- **Your task**
Transcribe all of the material below word for word and leave out its pictures.

# start of Records shown

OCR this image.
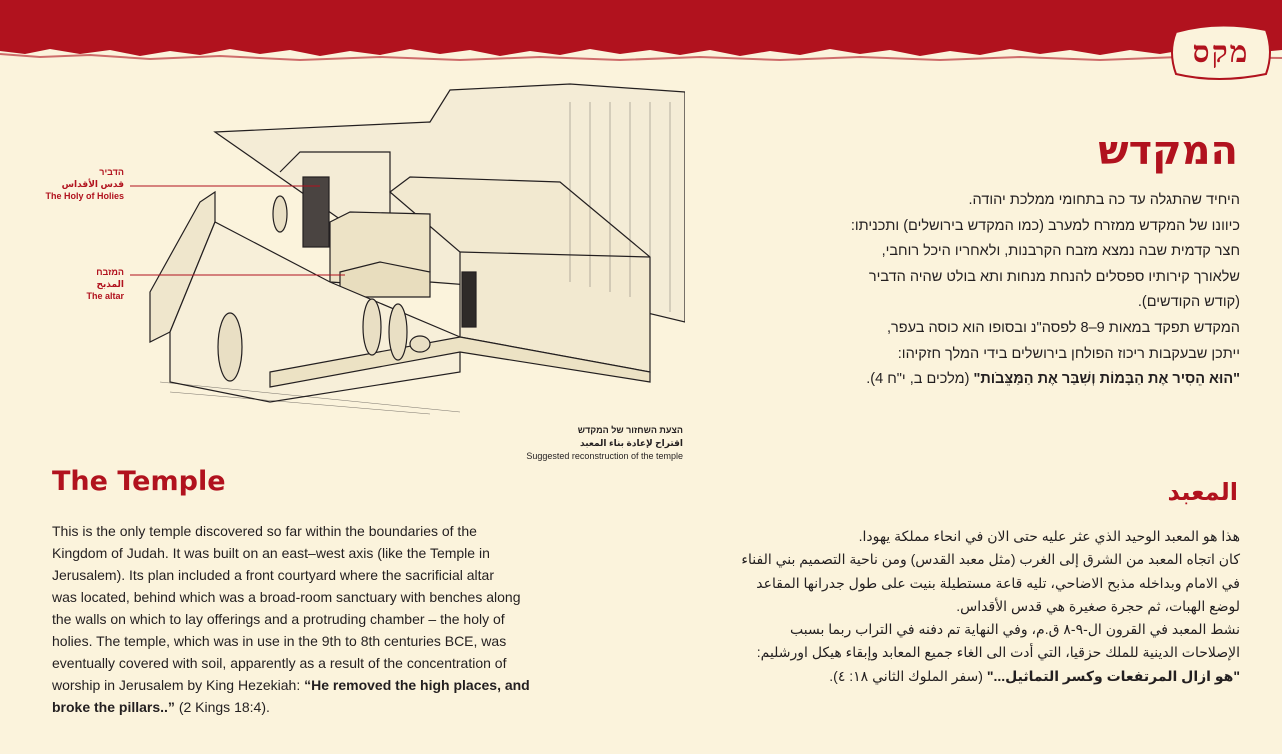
מקס
הדביר
قدس الأقداس
The Holy of Holies
המזבח
المذبح
The altar
הצעת השחזור של המקדש
اقتراح لإعادة بناء المعبد
Suggested reconstruction of the temple
המקדש

היחיד שהתגלה עד כה בתחומי ממלכת יהודה.

כיוונו של המקדש ממזרח למערב (כמו המקדש בירושלים) ותכניתו:

חצר קדמית שבה נמצא מזבח הקרבנות, ולאחריו היכל רוחבי,

שלאורך קירותיו ספסלים להנחת מנחות ותא בולט שהיה הדביר

(קודש הקודשים).

המקדש תפקד במאות 9–8 לפסה"נ ובסופו הוא כוסה בעפר,

ייתכן שבעקבות ריכוז הפולחן בירושלים בידי המלך חזקיהו:

"הוּא הֵסִיר אֶת הַבָּמוֹת וְשִׁבַּר אֶת הַמַּצֵּבֹות" (מלכים ב, י"ח 4).

المعبد

هذا هو المعبد الوحيد الذي عثر عليه حتى الان في انحاء مملكة يهودا.

كان اتجاه المعبد من الشرق إلى الغرب (مثل معبد القدس) ومن ناحية التصميم بني الفناء

في الامام وبداخله مذبح الاضاحي، تليه قاعة مستطيلة بنيت على طول جدرانها المقاعد

لوضع الهبات، ثم حجرة صغيرة هي قدس الأقداس.

نشط المعبد في القرون ال-٩-٨ ق.م، وفي النهاية تم دفنه في التراب ربما بسبب

الإصلاحات الدينية للملك حزقيا، التي أدت الى الغاء جميع المعابد وإبقاء هيكل اورشليم:

"هو ازال المرتفعات وكسر التماثيل..." (سفر الملوك الثاني ١٨: ٤).

The Temple

This is the only temple discovered so far within the boundaries of the

Kingdom of Judah. It was built on an east–west axis (like the Temple in

Jerusalem). Its plan included a front courtyard where the sacrificial altar

was located, behind which was a broad-room sanctuary with benches along

the walls on which to lay offerings and a protruding chamber – the holy of

holies. The temple, which was in use in the 9th to 8th centuries BCE, was

eventually covered with soil, apparently as a result of the concentration of

worship in Jerusalem by King Hezekiah: “He removed the high places, and

broke the pillars..” (2 Kings 18:4).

# end of Records shown

- **Task solution**
OCR this image.
מקס
הדביר
قدس الأقداس
The Holy of Holies
המזבח
المذبح
The altar
הצעת השחזור של המקדש
اقتراح لإعادة بناء المعبد
Suggested reconstruction of the temple
המקדש

היחיד שהתגלה עד כה בתחומי ממלכת יהודה.

כיוונו של המקדש ממזרח למערב (כמו המקדש בירושלים) ותכניתו:

חצר קדמית שבה נמצא מזבח הקרבנות, ולאחריו היכל רוחבי,

שלאורך קירותיו ספסלים להנחת מנחות ותא בולט שהיה הדביר

(קודש הקודשים).

המקדש תפקד במאות 9–8 לפסה"נ ובסופו הוא כוסה בעפר,

ייתכן שבעקבות ריכוז הפולחן בירושלים בידי המלך חזקיהו:

"הוּא הֵסִיר אֶת הַבָּמוֹת וְשִׁבַּר אֶת הַמַּצֵּבֹות" (מלכים ב, י"ח 4).

المعبد

هذا هو المعبد الوحيد الذي عثر عليه حتى الان في انحاء مملكة يهودا.

كان اتجاه المعبد من الشرق إلى الغرب (مثل معبد القدس) ومن ناحية التصميم بني الفناء

في الامام وبداخله مذبح الاضاحي، تليه قاعة مستطيلة بنيت على طول جدرانها المقاعد

لوضع الهبات، ثم حجرة صغيرة هي قدس الأقداس.

نشط المعبد في القرون ال-٩-٨ ق.م، وفي النهاية تم دفنه في التراب ربما بسبب

الإصلاحات الدينية للملك حزقيا، التي أدت الى الغاء جميع المعابد وإبقاء هيكل اورشليم:

"هو ازال المرتفعات وكسر التماثيل..." (سفر الملوك الثاني ١٨: ٤).

The Temple

This is the only temple discovered so far within the boundaries of the

Kingdom of Judah. It was built on an east–west axis (like the Temple in

Jerusalem). Its plan included a front courtyard where the sacrificial altar

was located, behind which was a broad-room sanctuary with benches along

the walls on which to lay offerings and a protruding chamber – the holy of

holies. The temple, which was in use in the 9th to 8th centuries BCE, was

eventually covered with soil, apparently as a result of the concentration of

worship in Jerusalem by King Hezekiah: “He removed the high places, and

broke the pillars..” (2 Kings 18:4).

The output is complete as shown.